• Record extracts
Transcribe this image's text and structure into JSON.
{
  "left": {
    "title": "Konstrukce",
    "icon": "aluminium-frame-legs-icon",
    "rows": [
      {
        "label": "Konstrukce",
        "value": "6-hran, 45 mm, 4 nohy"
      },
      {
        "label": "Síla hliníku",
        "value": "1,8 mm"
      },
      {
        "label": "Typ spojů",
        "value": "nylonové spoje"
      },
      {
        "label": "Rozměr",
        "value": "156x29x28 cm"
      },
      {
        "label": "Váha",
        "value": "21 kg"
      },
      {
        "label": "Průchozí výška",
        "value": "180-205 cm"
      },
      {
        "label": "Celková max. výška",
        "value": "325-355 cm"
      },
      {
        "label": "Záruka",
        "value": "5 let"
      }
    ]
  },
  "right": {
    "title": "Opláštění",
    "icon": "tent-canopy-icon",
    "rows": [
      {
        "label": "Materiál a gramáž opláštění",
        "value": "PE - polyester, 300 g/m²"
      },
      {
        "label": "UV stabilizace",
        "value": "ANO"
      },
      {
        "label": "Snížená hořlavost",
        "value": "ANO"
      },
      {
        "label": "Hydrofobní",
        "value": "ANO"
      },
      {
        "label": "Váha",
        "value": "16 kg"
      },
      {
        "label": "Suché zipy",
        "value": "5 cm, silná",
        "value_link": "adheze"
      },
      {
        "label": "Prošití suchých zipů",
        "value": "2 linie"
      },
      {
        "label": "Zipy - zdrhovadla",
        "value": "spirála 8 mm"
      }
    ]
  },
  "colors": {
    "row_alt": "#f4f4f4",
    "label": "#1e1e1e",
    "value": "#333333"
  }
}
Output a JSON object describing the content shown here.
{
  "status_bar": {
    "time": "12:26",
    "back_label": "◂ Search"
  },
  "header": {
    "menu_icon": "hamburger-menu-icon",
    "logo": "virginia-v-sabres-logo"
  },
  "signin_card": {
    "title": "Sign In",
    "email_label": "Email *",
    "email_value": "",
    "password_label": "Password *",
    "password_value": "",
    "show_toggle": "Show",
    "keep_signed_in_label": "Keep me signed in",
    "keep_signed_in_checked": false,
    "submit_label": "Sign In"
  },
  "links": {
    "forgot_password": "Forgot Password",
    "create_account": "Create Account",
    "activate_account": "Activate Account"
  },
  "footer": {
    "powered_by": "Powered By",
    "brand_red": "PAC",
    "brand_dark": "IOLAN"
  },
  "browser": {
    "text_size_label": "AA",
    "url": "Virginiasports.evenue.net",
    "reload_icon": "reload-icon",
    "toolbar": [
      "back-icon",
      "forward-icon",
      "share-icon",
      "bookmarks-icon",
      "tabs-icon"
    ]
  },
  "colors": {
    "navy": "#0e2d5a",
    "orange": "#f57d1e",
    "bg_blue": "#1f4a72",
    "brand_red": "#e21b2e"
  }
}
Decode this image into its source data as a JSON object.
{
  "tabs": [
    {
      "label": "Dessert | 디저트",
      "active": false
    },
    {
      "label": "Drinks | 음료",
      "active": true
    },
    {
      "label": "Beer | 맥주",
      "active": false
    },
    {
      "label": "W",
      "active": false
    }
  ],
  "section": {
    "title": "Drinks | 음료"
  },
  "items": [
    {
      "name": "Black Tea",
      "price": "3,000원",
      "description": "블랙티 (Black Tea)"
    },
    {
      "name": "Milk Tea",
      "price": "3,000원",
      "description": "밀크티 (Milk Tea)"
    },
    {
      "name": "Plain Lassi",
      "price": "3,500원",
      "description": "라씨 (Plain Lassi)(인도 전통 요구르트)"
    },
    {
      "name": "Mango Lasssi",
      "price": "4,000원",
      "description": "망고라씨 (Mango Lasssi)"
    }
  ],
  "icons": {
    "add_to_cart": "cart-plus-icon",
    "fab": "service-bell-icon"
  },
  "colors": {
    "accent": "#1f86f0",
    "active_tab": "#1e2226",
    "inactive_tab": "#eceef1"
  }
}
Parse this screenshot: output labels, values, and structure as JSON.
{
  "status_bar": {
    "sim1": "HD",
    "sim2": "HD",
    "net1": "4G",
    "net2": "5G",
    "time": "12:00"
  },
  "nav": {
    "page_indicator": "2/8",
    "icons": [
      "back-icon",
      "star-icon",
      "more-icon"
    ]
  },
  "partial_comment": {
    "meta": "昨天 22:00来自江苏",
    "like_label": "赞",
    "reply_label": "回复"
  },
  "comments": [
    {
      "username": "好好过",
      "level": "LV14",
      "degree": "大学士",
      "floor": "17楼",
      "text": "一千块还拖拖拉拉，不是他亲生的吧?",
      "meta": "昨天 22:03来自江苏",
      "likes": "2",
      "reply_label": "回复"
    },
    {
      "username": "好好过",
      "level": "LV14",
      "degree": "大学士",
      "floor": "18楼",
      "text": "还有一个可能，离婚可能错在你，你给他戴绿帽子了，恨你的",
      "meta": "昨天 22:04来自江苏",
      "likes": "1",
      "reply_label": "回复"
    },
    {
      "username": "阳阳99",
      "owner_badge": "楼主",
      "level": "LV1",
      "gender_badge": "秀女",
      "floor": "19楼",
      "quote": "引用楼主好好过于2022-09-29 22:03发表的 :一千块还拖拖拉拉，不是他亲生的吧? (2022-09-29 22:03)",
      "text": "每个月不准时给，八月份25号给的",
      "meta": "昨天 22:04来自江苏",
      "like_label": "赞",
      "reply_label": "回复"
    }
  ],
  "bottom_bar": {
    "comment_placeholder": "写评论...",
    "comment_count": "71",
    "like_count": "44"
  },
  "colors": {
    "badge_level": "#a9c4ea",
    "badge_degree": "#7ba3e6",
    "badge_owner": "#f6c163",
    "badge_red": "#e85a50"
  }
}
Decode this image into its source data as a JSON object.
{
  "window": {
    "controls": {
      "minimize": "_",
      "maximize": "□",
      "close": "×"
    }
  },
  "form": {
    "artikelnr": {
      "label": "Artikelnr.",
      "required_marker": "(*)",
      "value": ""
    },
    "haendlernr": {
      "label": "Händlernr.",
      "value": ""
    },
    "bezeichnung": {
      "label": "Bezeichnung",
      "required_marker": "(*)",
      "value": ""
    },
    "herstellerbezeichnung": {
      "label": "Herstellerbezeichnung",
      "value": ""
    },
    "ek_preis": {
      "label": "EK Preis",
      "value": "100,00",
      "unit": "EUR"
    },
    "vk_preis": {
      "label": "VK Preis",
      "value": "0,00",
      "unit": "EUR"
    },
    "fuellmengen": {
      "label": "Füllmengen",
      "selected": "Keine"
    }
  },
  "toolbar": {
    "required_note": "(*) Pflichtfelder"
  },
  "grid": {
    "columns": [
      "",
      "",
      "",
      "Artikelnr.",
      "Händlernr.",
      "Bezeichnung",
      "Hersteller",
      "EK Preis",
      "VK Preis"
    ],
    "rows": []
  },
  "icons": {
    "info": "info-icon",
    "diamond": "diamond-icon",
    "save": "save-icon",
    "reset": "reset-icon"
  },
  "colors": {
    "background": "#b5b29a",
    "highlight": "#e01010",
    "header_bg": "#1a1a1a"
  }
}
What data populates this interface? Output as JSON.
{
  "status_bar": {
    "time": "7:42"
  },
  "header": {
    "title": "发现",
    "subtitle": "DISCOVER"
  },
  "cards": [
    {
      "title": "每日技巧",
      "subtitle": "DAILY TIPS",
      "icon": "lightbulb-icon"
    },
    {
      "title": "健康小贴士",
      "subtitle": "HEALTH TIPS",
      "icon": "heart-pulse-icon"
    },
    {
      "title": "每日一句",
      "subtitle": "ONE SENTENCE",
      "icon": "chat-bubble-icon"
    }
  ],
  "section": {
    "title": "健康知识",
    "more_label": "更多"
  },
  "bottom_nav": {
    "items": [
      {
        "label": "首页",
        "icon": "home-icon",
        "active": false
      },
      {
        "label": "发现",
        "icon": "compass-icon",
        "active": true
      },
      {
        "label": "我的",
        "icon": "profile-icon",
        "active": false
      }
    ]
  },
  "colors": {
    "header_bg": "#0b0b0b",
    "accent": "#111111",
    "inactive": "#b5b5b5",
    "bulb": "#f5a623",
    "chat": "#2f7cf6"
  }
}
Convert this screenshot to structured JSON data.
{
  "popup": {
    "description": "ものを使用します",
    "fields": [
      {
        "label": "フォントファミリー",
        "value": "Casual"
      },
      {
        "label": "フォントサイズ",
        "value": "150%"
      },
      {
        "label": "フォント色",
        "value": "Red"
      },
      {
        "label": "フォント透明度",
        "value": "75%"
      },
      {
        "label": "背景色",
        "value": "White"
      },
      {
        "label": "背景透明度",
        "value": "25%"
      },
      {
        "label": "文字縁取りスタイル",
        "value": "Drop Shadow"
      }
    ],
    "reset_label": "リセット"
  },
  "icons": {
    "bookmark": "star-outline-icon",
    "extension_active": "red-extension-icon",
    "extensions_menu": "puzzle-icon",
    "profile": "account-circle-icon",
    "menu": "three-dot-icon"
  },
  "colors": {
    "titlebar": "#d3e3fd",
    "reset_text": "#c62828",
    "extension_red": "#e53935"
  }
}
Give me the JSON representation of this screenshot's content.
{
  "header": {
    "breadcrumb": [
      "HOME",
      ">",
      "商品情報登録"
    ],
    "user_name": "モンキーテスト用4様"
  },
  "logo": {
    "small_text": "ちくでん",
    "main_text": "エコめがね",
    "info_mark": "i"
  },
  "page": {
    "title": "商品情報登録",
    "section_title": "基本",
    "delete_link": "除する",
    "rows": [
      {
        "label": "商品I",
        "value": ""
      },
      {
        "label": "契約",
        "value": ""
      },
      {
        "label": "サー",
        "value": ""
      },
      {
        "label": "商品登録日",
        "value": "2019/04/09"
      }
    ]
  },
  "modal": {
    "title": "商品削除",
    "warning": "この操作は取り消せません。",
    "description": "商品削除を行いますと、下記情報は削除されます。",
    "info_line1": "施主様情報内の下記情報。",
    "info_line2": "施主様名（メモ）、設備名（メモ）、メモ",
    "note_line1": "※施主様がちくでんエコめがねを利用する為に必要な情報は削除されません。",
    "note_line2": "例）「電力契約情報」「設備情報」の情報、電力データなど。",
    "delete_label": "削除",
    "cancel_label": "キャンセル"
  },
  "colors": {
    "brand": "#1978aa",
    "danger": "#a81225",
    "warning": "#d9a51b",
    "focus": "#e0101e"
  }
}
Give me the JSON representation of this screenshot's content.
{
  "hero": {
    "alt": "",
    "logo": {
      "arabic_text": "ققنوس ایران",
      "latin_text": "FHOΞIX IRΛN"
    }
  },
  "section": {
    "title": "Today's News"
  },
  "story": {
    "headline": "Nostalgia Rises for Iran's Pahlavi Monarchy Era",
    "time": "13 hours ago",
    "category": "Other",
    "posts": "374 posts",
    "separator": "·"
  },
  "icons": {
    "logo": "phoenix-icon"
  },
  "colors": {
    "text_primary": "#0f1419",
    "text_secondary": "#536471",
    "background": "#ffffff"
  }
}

• Given task
Using the material above, copy every line in which the string "logo" occurs.

• Completed exercise
    "logo": "virginia-v-sabres-logo"
  "logo": {
    "logo": {
    "logo": "phoenix-icon"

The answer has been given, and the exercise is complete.